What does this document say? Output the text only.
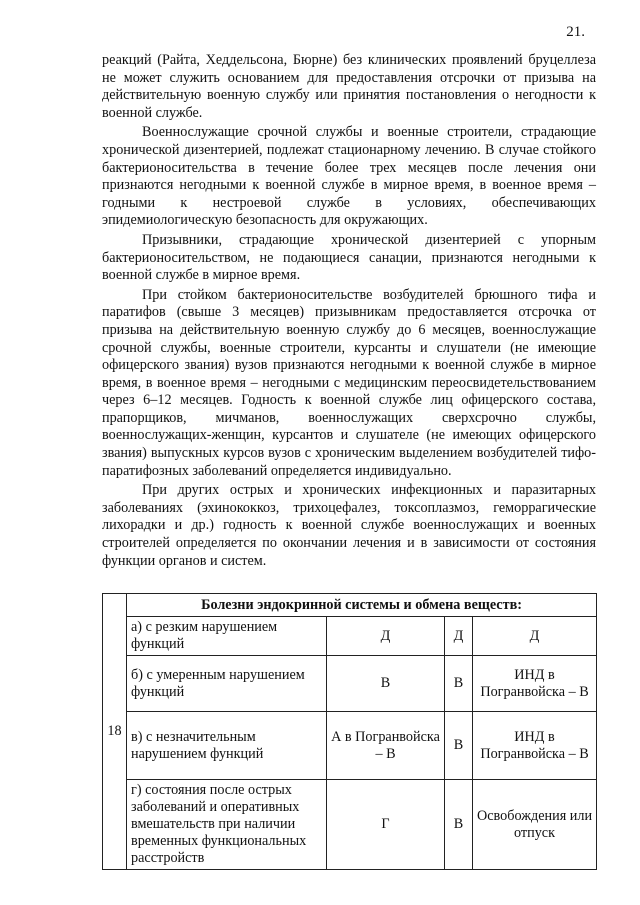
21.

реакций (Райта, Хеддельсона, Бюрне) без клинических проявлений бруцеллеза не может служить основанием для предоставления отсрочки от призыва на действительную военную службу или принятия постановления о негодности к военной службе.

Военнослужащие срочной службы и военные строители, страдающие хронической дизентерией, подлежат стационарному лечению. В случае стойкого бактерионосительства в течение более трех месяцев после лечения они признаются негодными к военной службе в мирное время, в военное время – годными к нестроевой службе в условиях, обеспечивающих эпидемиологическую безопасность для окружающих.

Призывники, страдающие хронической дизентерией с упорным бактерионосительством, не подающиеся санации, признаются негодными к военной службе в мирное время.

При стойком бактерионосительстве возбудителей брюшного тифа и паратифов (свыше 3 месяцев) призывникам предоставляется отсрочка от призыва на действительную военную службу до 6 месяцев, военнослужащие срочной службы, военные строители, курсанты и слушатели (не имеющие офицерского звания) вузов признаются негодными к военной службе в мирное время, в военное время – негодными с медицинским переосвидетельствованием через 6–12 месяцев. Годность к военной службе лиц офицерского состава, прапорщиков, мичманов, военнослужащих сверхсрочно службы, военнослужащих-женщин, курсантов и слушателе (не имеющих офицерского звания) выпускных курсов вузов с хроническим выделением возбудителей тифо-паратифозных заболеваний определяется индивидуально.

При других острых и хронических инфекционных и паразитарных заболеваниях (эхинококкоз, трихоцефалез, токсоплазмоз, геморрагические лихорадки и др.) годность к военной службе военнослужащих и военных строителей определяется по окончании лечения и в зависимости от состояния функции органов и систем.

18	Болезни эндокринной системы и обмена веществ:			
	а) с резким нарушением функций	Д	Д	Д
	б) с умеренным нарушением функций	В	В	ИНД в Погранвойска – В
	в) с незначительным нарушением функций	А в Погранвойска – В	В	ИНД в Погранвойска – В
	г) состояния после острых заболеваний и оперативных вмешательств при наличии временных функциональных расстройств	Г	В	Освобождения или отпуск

════════════════════

> _Requirement_: From the records above, pull out every line containing the word "негодными".

> _Exercise solution_:
Военнослужащие срочной службы и военные строители, страдающие хронической дизентерией, подлежат стационарному лечению. В случае стойкого бактерионосительства в течение более трех месяцев после лечения они признаются негодными к военной службе в мирное время, в военное время – годными к нестроевой службе в условиях, обеспечивающих эпидемиологическую безопасность для окружающих.
Призывники, страдающие хронической дизентерией с упорным бактерионосительством, не подающиеся санации, признаются негодными к военной службе в мирное время.
При стойком бактерионосительстве возбудителей брюшного тифа и паратифов (свыше 3 месяцев) призывникам предоставляется отсрочка от призыва на действительную военную службу до 6 месяцев, военнослужащие срочной службы, военные строители, курсанты и слушатели (не имеющие офицерского звания) вузов признаются негодными к военной службе в мирное время, в военное время – негодными с медицинским переосвидетельствованием через 6–12 месяцев. Годность к военной службе лиц офицерского состава, прапорщиков, мичманов, военнослужащих сверхсрочно службы, военнослужащих-женщин, курсантов и слушателе (не имеющих офицерского звания) выпускных курсов вузов с хроническим выделением возбудителей тифо-паратифозных заболеваний определяется индивидуально.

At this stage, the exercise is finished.